● Activity
Scan the data below and copy each line where "besoin" occurs.

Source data
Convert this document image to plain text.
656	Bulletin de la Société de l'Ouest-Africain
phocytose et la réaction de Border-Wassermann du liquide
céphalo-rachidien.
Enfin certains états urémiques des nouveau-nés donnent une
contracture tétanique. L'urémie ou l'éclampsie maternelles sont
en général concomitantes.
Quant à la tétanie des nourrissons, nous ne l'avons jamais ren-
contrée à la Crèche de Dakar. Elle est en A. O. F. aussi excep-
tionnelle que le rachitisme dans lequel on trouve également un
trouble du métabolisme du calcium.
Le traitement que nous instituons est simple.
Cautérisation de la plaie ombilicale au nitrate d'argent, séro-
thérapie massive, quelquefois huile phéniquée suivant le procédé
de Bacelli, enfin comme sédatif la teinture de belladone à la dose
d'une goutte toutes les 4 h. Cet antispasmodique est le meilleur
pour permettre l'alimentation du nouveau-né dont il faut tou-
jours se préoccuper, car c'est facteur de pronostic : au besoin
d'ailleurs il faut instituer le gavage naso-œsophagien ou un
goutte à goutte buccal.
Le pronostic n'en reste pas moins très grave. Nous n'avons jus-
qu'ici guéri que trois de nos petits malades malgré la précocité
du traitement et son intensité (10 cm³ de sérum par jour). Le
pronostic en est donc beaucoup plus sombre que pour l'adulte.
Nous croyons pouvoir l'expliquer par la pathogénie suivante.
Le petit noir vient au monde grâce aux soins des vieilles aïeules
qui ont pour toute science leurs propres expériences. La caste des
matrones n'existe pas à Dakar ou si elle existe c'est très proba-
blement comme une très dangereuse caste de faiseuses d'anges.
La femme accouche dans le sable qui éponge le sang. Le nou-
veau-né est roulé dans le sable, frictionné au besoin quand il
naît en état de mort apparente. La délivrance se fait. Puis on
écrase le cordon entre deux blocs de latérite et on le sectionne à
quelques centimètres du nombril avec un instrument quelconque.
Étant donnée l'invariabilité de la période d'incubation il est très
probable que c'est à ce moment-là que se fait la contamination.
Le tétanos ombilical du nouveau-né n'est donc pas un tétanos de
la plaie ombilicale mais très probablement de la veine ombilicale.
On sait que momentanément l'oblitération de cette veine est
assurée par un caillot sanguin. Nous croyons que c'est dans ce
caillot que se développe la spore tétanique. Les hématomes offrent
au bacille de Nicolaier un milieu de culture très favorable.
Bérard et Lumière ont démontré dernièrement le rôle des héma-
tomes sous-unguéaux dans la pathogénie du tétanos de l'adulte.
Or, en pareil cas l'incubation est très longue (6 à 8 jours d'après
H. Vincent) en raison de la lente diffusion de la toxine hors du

---

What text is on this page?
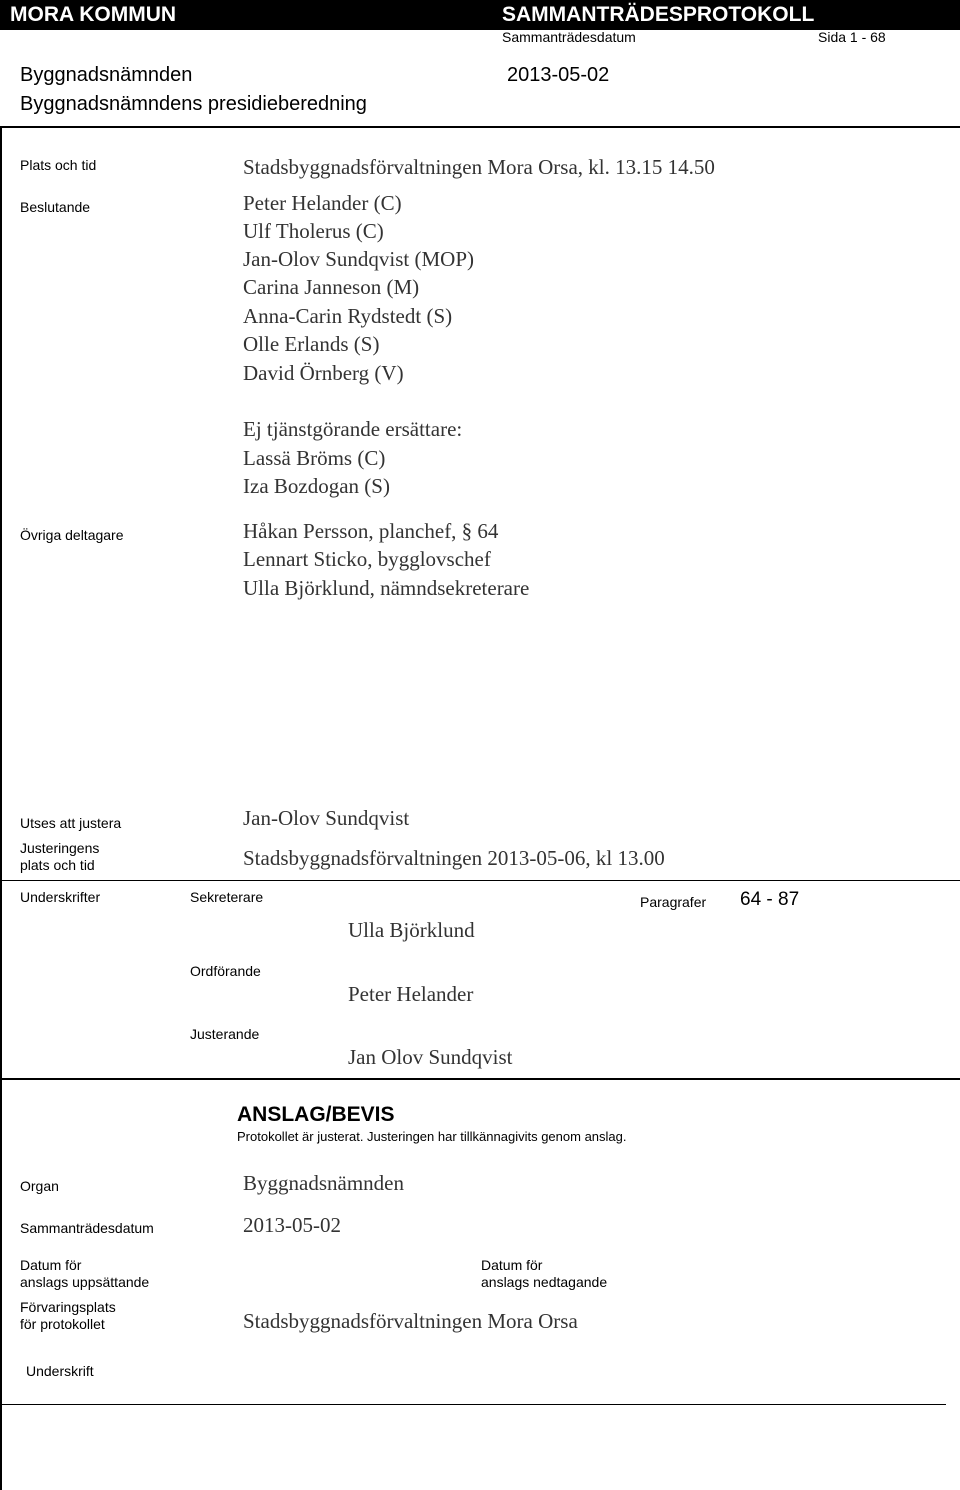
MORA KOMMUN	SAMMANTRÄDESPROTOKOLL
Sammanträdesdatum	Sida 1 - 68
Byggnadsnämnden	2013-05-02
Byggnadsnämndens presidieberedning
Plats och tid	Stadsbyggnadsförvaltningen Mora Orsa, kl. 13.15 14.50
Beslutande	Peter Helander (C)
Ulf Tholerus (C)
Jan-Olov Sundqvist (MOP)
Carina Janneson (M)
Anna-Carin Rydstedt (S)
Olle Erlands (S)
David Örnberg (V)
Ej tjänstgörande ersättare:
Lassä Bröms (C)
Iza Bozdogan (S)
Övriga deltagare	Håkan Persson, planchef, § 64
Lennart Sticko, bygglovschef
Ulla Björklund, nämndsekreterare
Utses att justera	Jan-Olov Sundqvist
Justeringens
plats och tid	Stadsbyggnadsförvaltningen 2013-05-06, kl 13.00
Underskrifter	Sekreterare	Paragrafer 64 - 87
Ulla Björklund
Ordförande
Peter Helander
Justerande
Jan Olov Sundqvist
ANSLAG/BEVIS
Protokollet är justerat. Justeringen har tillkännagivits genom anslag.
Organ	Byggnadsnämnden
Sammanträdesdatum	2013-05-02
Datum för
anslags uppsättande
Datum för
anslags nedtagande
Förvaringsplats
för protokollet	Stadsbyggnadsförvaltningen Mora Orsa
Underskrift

--

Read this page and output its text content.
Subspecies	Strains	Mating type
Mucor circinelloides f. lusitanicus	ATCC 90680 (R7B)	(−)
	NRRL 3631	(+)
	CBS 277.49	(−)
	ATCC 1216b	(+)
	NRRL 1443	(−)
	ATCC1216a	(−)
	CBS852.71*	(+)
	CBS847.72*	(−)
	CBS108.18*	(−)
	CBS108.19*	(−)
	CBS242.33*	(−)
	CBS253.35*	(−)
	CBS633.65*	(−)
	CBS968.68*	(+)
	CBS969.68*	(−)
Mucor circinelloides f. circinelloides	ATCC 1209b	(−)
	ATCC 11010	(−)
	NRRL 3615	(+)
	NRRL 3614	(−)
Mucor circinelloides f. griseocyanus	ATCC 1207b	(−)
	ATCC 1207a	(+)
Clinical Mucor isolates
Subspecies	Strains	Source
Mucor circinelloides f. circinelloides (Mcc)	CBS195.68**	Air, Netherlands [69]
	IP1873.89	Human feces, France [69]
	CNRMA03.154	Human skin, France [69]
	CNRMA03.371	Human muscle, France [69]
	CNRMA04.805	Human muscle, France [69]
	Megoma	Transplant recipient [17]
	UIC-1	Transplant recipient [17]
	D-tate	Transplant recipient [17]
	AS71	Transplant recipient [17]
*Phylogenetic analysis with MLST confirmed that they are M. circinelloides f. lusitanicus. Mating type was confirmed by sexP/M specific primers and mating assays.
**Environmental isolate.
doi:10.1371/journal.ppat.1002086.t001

● Response
jours se préoccuper, car c'est facteur de pronostic : au besoin
veau-né est roulé dans le sable, frictionné au besoin quand il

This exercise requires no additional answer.